▸ **Righe fornite**
◆ ◆ ◆ ◆ ◆

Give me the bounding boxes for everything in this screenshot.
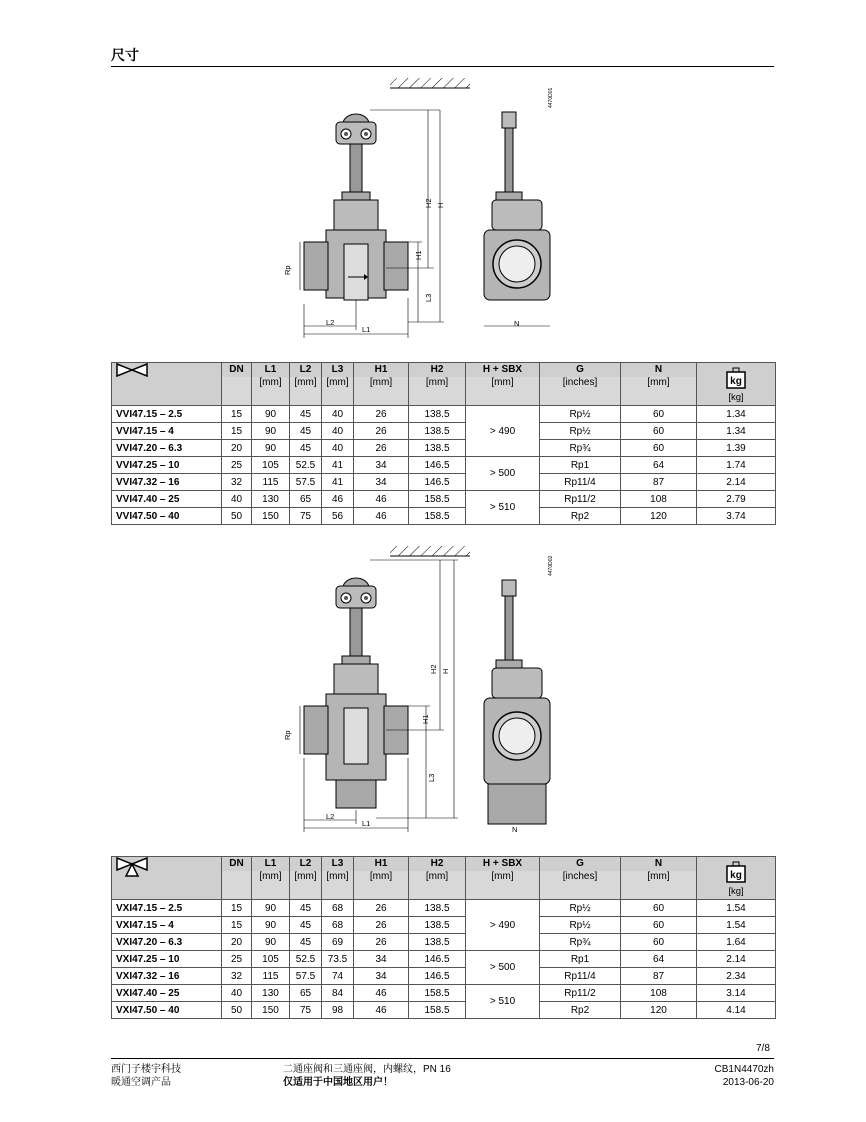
cell-l2: 65 (290, 985, 322, 1002)
two-way-valve-drawing (278, 72, 578, 342)
table-row (112, 474, 776, 491)
col-h1: H1 (354, 857, 409, 871)
table-row (112, 917, 776, 934)
cell-g: Rp½ (540, 423, 621, 440)
cell-h1: 26 (354, 900, 409, 917)
weight-icon (726, 861, 746, 883)
col-l2: L2 (290, 857, 322, 871)
table-row (112, 900, 776, 917)
cell-l3: 84 (322, 985, 354, 1002)
cell-l2: 75 (290, 508, 322, 525)
cell-n: 60 (621, 900, 697, 917)
cell-h2: 138.5 (409, 900, 466, 917)
footer-date: 2013-06-20 (722, 1077, 774, 1088)
cell-n: 64 (621, 457, 697, 474)
cell-type: VXI47.50 – 40 (112, 1002, 222, 1019)
cell-l1: 90 (252, 406, 290, 423)
three-way-valve-drawing (278, 540, 578, 836)
cell-l2: 45 (290, 934, 322, 951)
dim-label-n: N (514, 319, 520, 328)
cell-g: Rp2 (540, 508, 621, 525)
cell-type: VXI47.40 – 25 (112, 985, 222, 1002)
cell-hsbx: > 490 (466, 406, 540, 457)
unit-l3: [mm] (322, 377, 354, 406)
dim-label-h2: H2 (424, 198, 433, 208)
cell-h2: 146.5 (409, 968, 466, 985)
cell-l2: 75 (290, 1002, 322, 1019)
cell-n: 108 (621, 491, 697, 508)
cell-kg: 2.79 (697, 491, 776, 508)
cell-type: VVI47.20 – 6.3 (112, 440, 222, 457)
cell-l1: 90 (252, 900, 290, 917)
cell-l1: 130 (252, 491, 290, 508)
cell-dn: 15 (222, 406, 252, 423)
cell-g: Rp¾ (540, 934, 621, 951)
cell-l2: 65 (290, 491, 322, 508)
unit-h2: [mm] (409, 871, 466, 900)
drawing-code: 4470D01 (548, 87, 554, 108)
cell-l1: 90 (252, 917, 290, 934)
two-way-valve-symbol (112, 363, 222, 406)
cell-l2: 45 (290, 406, 322, 423)
unit-hsbx: [mm] (466, 871, 540, 900)
cell-l3: 68 (322, 917, 354, 934)
cell-h1: 26 (354, 917, 409, 934)
unit-g: [inches] (540, 377, 621, 406)
cell-dn: 40 (222, 985, 252, 1002)
cell-n: 60 (621, 934, 697, 951)
cell-dn: 20 (222, 934, 252, 951)
cell-g: Rp½ (540, 917, 621, 934)
cell-l2: 45 (290, 917, 322, 934)
cell-l3: 73.5 (322, 951, 354, 968)
unit-l2: [mm] (290, 871, 322, 900)
cell-l1: 150 (252, 1002, 290, 1019)
cell-h1: 26 (354, 406, 409, 423)
cell-type: VXI47.15 – 4 (112, 917, 222, 934)
unit-kg: [kg] (728, 886, 744, 897)
cell-kg: 1.64 (697, 934, 776, 951)
cell-n: 60 (621, 917, 697, 934)
cell-h1: 26 (354, 423, 409, 440)
cell-dn: 15 (222, 900, 252, 917)
cell-l1: 90 (252, 440, 290, 457)
dim-label-l1: L1 (362, 819, 371, 828)
dim-label-h1: H1 (414, 250, 423, 260)
footer-division: 暖通空调产品 (111, 1077, 171, 1088)
dim-label-l2: L2 (326, 812, 335, 821)
dim-label-h: H (441, 668, 450, 674)
cell-h1: 46 (354, 1002, 409, 1019)
unit-hsbx: [mm] (466, 377, 540, 406)
col-weight (697, 857, 776, 900)
cell-type: VVI47.15 – 2.5 (112, 406, 222, 423)
table-row (112, 1002, 776, 1019)
cell-dn: 32 (222, 474, 252, 491)
unit-h1: [mm] (354, 377, 409, 406)
cell-hsbx: > 510 (466, 491, 540, 525)
col-l3: L3 (322, 363, 354, 377)
cell-type: VVI47.32 – 16 (112, 474, 222, 491)
col-n: N (621, 857, 697, 871)
cell-h2: 138.5 (409, 934, 466, 951)
cell-h2: 158.5 (409, 491, 466, 508)
cell-type: VXI47.15 – 2.5 (112, 900, 222, 917)
page-title: 尺寸 (111, 47, 139, 63)
cell-l1: 90 (252, 423, 290, 440)
cell-n: 120 (621, 508, 697, 525)
col-g: G (540, 857, 621, 871)
cell-kg: 1.74 (697, 457, 776, 474)
unit-g: [inches] (540, 871, 621, 900)
col-n: N (621, 363, 697, 377)
col-h2: H2 (409, 363, 466, 377)
cell-l3: 41 (322, 457, 354, 474)
cell-dn: 50 (222, 508, 252, 525)
dim-label-l2: L2 (326, 318, 335, 327)
cell-h1: 26 (354, 934, 409, 951)
cell-l3: 68 (322, 900, 354, 917)
dim-label-l3: L3 (424, 293, 433, 302)
unit-dn (222, 871, 252, 900)
cell-h2: 146.5 (409, 951, 466, 968)
cell-g: Rp¾ (540, 440, 621, 457)
dim-label-l1: L1 (362, 325, 371, 334)
cell-g: Rp11/4 (540, 474, 621, 491)
cell-type: VVI47.25 – 10 (112, 457, 222, 474)
cell-kg: 3.74 (697, 508, 776, 525)
cell-l3: 98 (322, 1002, 354, 1019)
cell-l3: 40 (322, 423, 354, 440)
cell-hsbx: > 500 (466, 457, 540, 491)
cell-n: 87 (621, 474, 697, 491)
cell-hsbx: > 510 (466, 985, 540, 1019)
svg-text:kg: kg (730, 870, 742, 881)
cell-kg: 1.34 (697, 406, 776, 423)
cell-l1: 105 (252, 951, 290, 968)
cell-kg: 1.39 (697, 440, 776, 457)
cell-h1: 46 (354, 508, 409, 525)
unit-kg: [kg] (728, 392, 744, 403)
col-l2: L2 (290, 363, 322, 377)
cell-h2: 138.5 (409, 440, 466, 457)
col-l1: L1 (252, 363, 290, 377)
col-dn: DN (222, 363, 252, 377)
cell-h2: 138.5 (409, 423, 466, 440)
footer-product: 二通座阀和三通座阀，内螺纹，PN 16 (283, 1064, 451, 1075)
unit-dn (222, 377, 252, 406)
cell-g: Rp2 (540, 1002, 621, 1019)
cell-g: Rp11/2 (540, 985, 621, 1002)
table-row (112, 440, 776, 457)
cell-n: 87 (621, 968, 697, 985)
cell-n: 60 (621, 406, 697, 423)
cell-h2: 158.5 (409, 508, 466, 525)
cell-dn: 15 (222, 423, 252, 440)
cell-l2: 45 (290, 900, 322, 917)
cell-h1: 46 (354, 985, 409, 1002)
cell-l1: 105 (252, 457, 290, 474)
cell-kg: 1.34 (697, 423, 776, 440)
cell-g: Rp1 (540, 951, 621, 968)
cell-hsbx: > 500 (466, 951, 540, 985)
cell-h1: 34 (354, 474, 409, 491)
cell-l1: 150 (252, 508, 290, 525)
unit-n: [mm] (621, 871, 697, 900)
cell-g: Rp½ (540, 406, 621, 423)
cell-dn: 32 (222, 968, 252, 985)
footer-notice: 仅适用于中国地区用户！ (283, 1077, 393, 1088)
cell-kg: 1.54 (697, 917, 776, 934)
cell-kg: 4.14 (697, 1002, 776, 1019)
cell-type: VXI47.32 – 16 (112, 968, 222, 985)
col-l3: L3 (322, 857, 354, 871)
cell-l3: 40 (322, 440, 354, 457)
col-weight (697, 363, 776, 406)
dim-label-rp: Rp (283, 265, 292, 275)
cell-type: VXI47.20 – 6.3 (112, 934, 222, 951)
table-row (112, 423, 776, 440)
unit-l1: [mm] (252, 871, 290, 900)
cell-l2: 57.5 (290, 474, 322, 491)
cell-h2: 138.5 (409, 917, 466, 934)
table-row (112, 968, 776, 985)
cell-n: 60 (621, 423, 697, 440)
col-hsbx: H + SBX (466, 363, 540, 377)
cell-l1: 115 (252, 968, 290, 985)
cell-h1: 34 (354, 968, 409, 985)
footer-doc-code: CB1N4470zh (714, 1064, 774, 1075)
cell-kg: 2.14 (697, 951, 776, 968)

◆ ◆ ◆ ◆ ◆

▸ **Requisiti del problema**
Riporta in un elenco JSON di stringhe soltanto le righe che vanno da quella con "cell-l2: 65 (290, 985, 322, 1002)" a quella con "col-l2: L2 (290, 857, 322, 871)", entrambe comprese. Metti una stringa per ogni riga e tralascia le righe vuote.

▸ **Risultato del compito**
[
  "cell-l2: 65 (290, 985, 322, 1002)",
  "two-way-valve-drawing (278, 72, 578, 342)",
  "table-row (112, 474, 776, 491)",
  "col-h1: H1 (354, 857, 409, 871)",
  "table-row (112, 917, 776, 934)",
  "cell-g: Rp½ (540, 423, 621, 440)",
  "cell-h1: 26 (354, 900, 409, 917)",
  "weight-icon (726, 861, 746, 883)",
  "col-l2: L2 (290, 857, 322, 871)"
]